(Chart and figure data)

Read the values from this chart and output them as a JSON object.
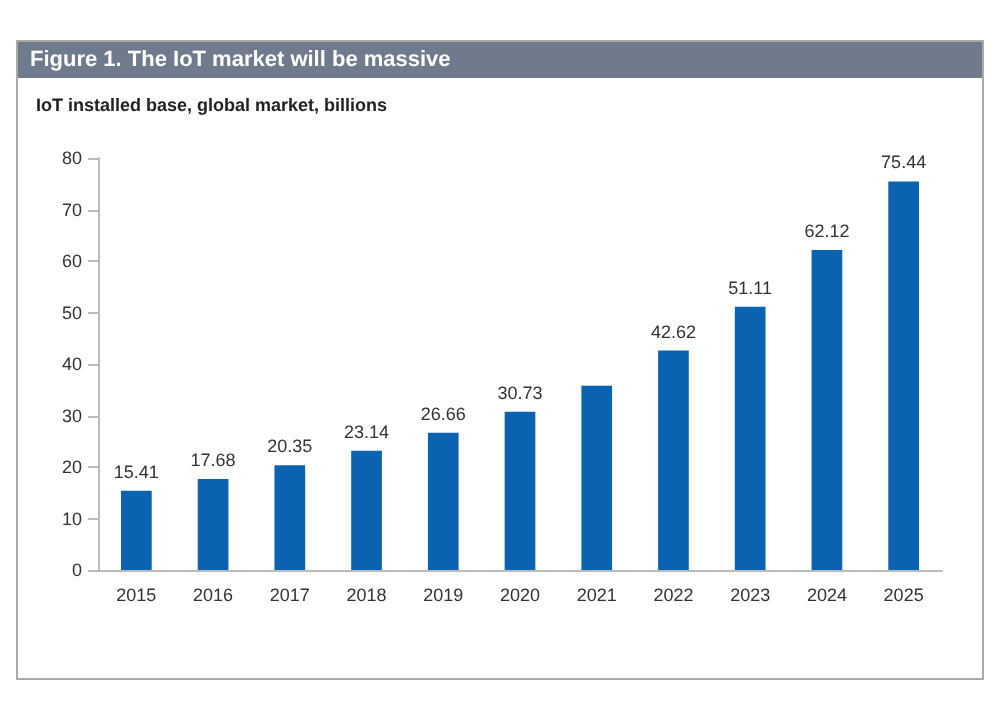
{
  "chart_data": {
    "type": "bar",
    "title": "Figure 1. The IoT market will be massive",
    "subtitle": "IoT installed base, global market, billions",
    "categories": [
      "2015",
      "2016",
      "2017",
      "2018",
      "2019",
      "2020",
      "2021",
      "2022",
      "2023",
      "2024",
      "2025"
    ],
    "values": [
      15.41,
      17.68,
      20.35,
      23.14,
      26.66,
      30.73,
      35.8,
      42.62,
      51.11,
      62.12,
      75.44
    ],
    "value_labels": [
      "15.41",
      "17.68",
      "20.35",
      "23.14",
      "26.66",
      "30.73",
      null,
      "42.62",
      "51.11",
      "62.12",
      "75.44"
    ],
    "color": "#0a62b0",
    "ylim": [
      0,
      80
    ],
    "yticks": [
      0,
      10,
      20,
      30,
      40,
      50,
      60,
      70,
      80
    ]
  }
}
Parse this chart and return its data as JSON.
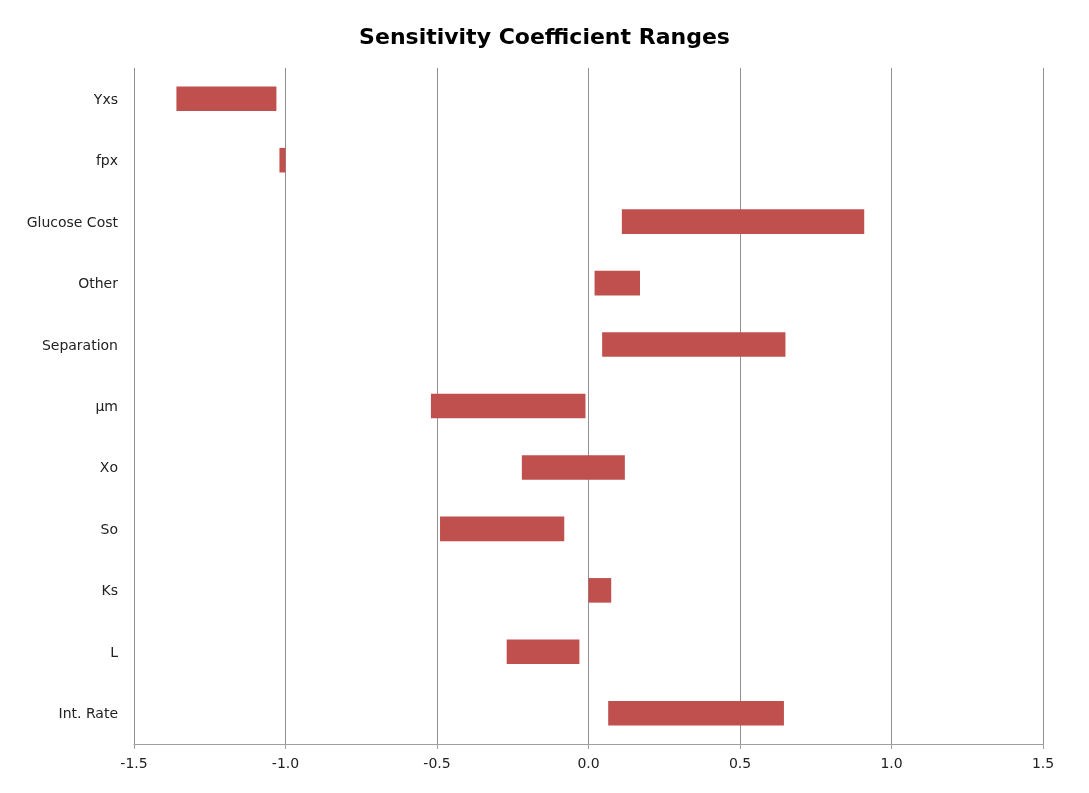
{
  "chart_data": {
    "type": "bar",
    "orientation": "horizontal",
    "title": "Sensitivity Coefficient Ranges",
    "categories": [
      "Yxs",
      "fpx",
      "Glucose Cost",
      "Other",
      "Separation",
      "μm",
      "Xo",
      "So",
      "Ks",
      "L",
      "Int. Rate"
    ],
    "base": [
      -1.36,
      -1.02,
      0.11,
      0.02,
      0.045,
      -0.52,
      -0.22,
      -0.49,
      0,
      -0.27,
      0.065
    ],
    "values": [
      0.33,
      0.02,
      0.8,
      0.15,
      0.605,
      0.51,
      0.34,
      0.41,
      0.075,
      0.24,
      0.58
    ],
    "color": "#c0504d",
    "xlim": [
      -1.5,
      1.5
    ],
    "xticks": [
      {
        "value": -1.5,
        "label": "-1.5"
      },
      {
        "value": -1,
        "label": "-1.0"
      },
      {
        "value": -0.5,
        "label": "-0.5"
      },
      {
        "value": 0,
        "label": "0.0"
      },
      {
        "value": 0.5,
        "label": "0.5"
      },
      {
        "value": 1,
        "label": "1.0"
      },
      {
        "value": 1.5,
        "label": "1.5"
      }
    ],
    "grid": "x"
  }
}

▶ **STATED TASK**
Whenever "this" turns up in a line, pick that line out.

▶ **SOLUTION**
Read the values from this chart and output them as a JSON object.
Parse this chart and return its data as JSON.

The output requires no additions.